• **TASK PROMPT**:
Repeat the records below word for word, but start at the line that contains "What data populates", stop after the last line, and include nothing else.

■ ■ ■ ■ ■ ■ ■

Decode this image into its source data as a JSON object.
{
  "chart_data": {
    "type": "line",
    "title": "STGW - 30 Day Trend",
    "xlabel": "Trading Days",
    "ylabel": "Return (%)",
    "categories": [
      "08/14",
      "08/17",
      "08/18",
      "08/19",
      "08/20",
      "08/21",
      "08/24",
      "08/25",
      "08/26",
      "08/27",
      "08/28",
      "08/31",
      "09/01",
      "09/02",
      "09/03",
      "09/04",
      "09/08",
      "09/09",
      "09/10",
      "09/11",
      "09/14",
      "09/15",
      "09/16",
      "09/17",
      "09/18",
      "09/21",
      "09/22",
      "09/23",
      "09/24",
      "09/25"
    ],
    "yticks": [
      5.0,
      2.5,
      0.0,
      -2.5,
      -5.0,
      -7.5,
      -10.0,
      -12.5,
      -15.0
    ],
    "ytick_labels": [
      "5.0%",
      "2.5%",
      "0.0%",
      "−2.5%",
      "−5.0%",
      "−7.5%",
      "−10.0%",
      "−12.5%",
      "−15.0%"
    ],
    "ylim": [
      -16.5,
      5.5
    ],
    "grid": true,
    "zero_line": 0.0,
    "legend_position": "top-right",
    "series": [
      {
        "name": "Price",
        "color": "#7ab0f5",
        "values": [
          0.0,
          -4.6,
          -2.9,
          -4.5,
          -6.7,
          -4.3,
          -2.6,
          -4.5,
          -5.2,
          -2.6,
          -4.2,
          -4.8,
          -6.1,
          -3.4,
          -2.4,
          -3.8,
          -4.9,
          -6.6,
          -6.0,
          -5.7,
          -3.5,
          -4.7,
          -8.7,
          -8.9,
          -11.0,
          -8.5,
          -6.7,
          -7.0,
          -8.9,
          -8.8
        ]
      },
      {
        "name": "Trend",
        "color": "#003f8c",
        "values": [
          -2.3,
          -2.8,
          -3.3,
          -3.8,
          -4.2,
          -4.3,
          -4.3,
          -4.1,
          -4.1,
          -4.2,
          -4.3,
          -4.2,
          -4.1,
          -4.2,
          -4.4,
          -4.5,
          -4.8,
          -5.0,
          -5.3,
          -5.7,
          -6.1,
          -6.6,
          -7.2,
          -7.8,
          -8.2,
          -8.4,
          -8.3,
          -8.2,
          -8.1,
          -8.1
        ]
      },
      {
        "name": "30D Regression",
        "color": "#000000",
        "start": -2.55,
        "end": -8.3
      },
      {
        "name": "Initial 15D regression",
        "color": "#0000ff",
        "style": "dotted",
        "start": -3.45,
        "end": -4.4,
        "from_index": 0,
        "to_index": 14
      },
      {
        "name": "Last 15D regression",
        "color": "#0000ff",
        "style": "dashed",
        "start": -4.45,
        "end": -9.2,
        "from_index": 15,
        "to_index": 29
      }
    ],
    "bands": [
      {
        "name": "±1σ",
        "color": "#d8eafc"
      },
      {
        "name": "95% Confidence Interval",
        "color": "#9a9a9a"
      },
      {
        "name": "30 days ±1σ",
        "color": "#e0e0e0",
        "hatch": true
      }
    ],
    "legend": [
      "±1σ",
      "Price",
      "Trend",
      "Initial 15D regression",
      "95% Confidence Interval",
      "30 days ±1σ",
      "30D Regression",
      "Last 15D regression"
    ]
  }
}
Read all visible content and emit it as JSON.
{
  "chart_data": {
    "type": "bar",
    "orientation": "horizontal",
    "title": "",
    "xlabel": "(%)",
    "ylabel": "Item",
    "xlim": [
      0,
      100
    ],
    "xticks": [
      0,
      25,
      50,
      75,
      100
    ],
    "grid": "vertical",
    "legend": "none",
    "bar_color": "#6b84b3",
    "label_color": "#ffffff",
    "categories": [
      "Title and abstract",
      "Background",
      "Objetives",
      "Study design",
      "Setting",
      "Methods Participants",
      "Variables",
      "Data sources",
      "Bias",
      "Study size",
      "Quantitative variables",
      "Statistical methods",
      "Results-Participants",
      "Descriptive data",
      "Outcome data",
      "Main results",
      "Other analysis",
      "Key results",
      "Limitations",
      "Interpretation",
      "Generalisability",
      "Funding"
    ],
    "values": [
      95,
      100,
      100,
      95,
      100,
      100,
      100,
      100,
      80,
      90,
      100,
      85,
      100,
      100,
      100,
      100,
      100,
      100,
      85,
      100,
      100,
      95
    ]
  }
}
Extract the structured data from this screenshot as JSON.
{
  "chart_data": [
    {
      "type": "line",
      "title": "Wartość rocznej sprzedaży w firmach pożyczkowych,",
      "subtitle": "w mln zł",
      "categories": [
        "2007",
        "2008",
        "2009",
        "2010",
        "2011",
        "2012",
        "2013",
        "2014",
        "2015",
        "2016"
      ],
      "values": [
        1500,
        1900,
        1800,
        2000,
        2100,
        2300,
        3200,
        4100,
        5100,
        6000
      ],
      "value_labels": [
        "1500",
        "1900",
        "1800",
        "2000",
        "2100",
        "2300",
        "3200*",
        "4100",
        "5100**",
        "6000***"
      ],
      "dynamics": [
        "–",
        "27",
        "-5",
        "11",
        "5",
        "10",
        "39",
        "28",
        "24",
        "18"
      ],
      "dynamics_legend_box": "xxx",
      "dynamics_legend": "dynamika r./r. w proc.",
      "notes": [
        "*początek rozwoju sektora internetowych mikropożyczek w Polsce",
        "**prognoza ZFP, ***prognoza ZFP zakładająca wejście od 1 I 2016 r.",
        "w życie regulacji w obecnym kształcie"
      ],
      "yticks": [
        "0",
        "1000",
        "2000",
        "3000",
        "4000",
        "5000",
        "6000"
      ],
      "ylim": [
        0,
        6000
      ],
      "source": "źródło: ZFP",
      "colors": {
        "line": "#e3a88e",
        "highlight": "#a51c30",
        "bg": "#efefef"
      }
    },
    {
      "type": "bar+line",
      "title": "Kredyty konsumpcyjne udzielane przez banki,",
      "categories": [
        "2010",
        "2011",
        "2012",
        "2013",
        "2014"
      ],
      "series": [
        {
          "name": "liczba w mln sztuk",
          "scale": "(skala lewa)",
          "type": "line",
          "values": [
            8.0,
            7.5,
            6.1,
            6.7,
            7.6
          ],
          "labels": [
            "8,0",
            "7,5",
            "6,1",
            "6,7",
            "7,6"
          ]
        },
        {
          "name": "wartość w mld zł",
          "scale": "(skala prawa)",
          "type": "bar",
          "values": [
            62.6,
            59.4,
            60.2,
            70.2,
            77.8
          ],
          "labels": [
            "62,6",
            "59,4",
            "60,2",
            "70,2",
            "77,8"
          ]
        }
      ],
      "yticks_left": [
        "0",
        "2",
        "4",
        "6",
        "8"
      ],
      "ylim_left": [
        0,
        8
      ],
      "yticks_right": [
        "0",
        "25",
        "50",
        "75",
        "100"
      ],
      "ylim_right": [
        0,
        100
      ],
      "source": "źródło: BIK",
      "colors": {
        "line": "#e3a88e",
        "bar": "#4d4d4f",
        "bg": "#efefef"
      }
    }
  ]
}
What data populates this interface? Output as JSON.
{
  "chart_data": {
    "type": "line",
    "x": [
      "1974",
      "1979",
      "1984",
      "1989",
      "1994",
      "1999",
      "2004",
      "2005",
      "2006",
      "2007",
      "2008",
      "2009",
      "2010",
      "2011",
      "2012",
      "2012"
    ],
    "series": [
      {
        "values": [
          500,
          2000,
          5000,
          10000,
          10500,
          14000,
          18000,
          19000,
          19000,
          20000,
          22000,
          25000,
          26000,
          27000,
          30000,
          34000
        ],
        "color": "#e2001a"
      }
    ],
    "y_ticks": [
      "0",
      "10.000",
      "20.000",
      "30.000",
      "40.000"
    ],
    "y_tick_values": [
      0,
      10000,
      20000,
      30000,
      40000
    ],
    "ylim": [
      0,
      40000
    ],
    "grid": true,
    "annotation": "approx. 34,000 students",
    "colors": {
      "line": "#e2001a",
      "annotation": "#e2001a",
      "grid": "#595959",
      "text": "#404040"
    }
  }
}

■ ■ ■ ■ ■ ■ ■

• **ANSWER FOR THIS EXERCISE**:
What data populates this interface? Output as JSON.
{
  "chart_data": {
    "type": "line",
    "x": [
      "1974",
      "1979",
      "1984",
      "1989",
      "1994",
      "1999",
      "2004",
      "2005",
      "2006",
      "2007",
      "2008",
      "2009",
      "2010",
      "2011",
      "2012",
      "2012"
    ],
    "series": [
      {
        "values": [
          500,
          2000,
          5000,
          10000,
          10500,
          14000,
          18000,
          19000,
          19000,
          20000,
          22000,
          25000,
          26000,
          27000,
          30000,
          34000
        ],
        "color": "#e2001a"
      }
    ],
    "y_ticks": [
      "0",
      "10.000",
      "20.000",
      "30.000",
      "40.000"
    ],
    "y_tick_values": [
      0,
      10000,
      20000,
      30000,
      40000
    ],
    "ylim": [
      0,
      40000
    ],
    "grid": true,
    "annotation": "approx. 34,000 students",
    "colors": {
      "line": "#e2001a",
      "annotation": "#e2001a",
      "grid": "#595959",
      "text": "#404040"
    }
  }
}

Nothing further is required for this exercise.